# start of PAGE EXCERPT
Joseph Afolayan is a Nigerian Professor of Civil Engineering (Structural Risk Analysis). He is the former Acting Vice chancellor of Landmark University and the current Vice chancellor of Anchor University Lagos.

Education
Joseph Afolayan started his career at the Ahmadu Bello University (ABU), Zaria where he bagged his First Degree B. Eng in Civil Engineering in 1981. He had his M. Eng and PhD in Structural Engineering from ABU in 1984 and 1994 respectively and became a professor in 2004. Apart from ABU, Afolayan has also attended a couple of other foreign institutions learning skills as an educator, researcher and an administrator.

Professional and administrative career
He joined the Civil Engineering Department of the Federal University of Technology Akure (FUTA) in 2005 and, Landmark University in 2014 from where he joined Anchor University as the Vice Chancellor. At FUTA, he was a HOD and, the Dean, School of Engineering and Engineering Technology.
More recently, Afolayan was the Acting Vice Chancellor of Winners Chapel's own University, Landmark University, Omu-Aran, Kwara State, Nigeria.
# end of PAGE EXCERPT
# start of RECORDS SUPPLIED
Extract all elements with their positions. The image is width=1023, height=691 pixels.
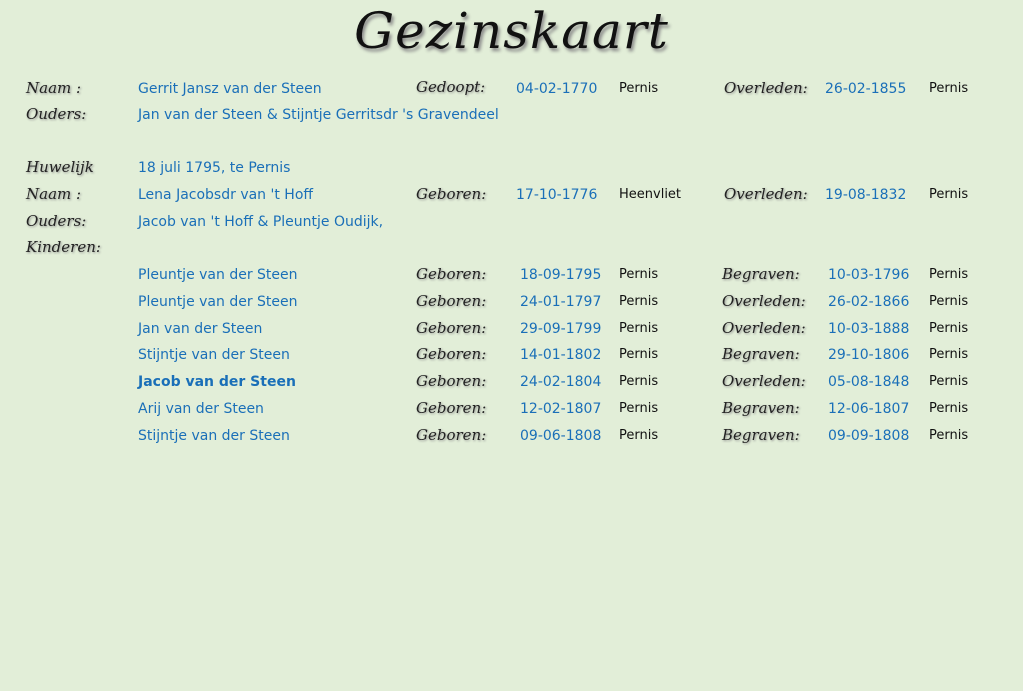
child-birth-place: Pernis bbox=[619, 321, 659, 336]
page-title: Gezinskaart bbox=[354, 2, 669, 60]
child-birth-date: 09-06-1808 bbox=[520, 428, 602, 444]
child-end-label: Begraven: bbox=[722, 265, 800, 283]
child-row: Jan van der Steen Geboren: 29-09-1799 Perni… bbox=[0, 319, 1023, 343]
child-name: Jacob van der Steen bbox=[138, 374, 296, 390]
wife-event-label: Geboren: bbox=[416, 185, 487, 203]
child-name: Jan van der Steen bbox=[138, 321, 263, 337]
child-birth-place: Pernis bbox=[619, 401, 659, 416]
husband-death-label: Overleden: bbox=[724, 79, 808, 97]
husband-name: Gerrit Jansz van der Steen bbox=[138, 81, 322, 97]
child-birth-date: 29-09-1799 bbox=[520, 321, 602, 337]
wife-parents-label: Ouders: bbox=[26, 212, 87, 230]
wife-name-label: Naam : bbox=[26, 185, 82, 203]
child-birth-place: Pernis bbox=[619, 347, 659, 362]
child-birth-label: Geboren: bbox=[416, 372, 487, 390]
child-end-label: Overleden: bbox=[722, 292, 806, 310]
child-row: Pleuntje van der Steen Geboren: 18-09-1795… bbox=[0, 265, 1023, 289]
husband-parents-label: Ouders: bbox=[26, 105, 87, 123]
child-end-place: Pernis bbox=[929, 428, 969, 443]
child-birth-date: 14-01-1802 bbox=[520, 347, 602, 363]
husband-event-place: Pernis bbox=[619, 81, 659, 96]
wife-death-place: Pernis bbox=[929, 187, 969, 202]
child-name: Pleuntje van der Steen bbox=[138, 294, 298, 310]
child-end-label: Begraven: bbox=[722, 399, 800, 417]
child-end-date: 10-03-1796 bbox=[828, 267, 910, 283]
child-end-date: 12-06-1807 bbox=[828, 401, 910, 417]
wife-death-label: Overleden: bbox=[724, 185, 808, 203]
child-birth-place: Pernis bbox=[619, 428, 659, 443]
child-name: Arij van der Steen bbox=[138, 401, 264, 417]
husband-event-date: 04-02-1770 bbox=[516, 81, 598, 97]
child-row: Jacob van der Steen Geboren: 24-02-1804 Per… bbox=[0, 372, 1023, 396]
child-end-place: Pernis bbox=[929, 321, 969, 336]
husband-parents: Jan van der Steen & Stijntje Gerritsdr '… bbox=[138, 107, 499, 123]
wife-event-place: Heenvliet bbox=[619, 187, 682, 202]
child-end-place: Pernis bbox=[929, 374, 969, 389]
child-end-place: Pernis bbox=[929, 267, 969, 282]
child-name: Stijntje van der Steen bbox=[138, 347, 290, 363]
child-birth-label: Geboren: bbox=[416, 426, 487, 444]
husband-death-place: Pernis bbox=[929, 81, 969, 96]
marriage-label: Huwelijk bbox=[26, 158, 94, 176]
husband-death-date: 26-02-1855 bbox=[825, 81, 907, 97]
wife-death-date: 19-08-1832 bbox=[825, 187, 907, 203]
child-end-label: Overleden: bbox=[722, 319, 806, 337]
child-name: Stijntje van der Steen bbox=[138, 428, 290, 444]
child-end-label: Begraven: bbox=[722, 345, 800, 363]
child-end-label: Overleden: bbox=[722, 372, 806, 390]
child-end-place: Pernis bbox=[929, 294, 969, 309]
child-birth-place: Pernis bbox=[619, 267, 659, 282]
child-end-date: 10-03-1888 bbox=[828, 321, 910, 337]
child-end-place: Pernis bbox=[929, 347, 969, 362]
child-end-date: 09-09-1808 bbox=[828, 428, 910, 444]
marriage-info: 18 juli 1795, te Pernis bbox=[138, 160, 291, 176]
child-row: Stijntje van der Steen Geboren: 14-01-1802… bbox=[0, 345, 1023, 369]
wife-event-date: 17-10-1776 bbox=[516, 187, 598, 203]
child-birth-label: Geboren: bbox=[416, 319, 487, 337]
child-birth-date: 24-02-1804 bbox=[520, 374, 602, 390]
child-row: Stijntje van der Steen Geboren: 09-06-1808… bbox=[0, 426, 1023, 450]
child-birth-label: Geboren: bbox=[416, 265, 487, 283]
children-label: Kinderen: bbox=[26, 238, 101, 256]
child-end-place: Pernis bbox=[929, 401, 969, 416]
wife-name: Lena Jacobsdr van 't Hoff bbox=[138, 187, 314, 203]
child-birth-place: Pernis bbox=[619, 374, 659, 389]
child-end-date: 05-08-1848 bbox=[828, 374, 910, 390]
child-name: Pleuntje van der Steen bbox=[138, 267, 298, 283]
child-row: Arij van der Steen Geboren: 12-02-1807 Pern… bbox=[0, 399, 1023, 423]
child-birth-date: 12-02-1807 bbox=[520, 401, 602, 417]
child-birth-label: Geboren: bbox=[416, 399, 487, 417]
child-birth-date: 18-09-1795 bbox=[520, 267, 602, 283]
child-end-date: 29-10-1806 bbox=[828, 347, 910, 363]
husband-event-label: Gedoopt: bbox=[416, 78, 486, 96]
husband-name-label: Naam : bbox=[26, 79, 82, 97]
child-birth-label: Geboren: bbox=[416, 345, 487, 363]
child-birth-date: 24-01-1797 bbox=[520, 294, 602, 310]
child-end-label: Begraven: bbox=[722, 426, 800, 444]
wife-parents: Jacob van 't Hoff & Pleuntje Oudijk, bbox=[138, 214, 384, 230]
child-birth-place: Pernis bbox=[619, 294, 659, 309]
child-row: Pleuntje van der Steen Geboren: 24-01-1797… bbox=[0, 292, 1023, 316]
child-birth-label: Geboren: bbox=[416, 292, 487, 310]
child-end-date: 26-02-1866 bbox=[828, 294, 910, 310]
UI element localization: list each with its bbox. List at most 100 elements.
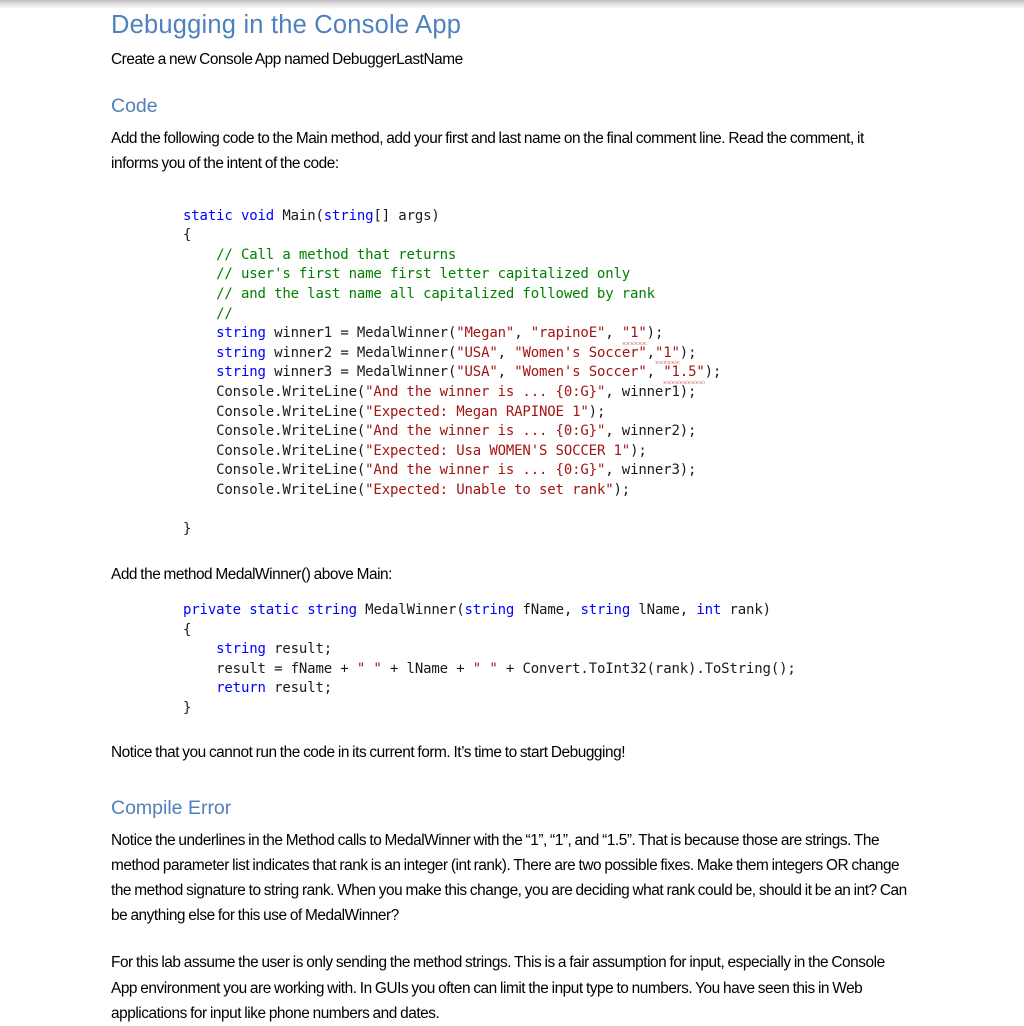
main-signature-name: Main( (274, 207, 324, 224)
# end of RECORDS SUPPLIED
**WRITTEN TASK A**
In two sentences, summarize the Joseph Afolayan biography.
**WRITTEN TASK B**
Carry on the Joseph Afolayan biography from its final sentence.
The records are not needed for this work.

**RESPONSE A**
Joseph Afolayan, a Nigerian Professor of Civil Engineering (Structural Risk Analysis), earned a B. Eng in Civil Engineering in 1981 and an M. Eng and PhD in Structural Engineering in 1984 and 1994 from Ahmadu Bello University, Zaria, and became a professor in 2004. He joined the Federal University of Technology Akure in 2005, where he served as a head of department and as Dean of the School of Engineering and Engineering Technology, then moved to Landmark University in 2014, served as its Acting Vice Chancellor, and is now Vice Chancellor of Anchor University Lagos.

**RESPONSE B**
The Present and pioneer Vice Chancellor of AUL became a professor in 2004 at the Ahmadu Bello University, Zaria and has continued to keep a busy and discipline life even though he has been charged with a range of academic and administrative tasks both nationally and internationally. It is on record that Afolayan had undertaken more high-profile publications and researches after he became a professor than when he was not.

As an educator and university administrator, Afolayan specialises in Risk Analysis and Strategies for Management of Engineering Systems; Numerical Modelling with Computer Applications in Structural Engineering; and the use of Innovative Materials in Building Industry. He has also supervised research works at different levels of the University for over 30 years.

Honours and recognitions
Afolayan has undertaken academic exchanges as a Scholar across universities in Germany. He is a member of the Council for the Regulation of Engineering in Nigeria (COREN), Nigerian Society of Engineers (NSE), New York Academy of Sciences, the American Society of Civil Engineers (ASCE) and the Structural Stability Research Council (SSRC), the United States among many other international professional organisations.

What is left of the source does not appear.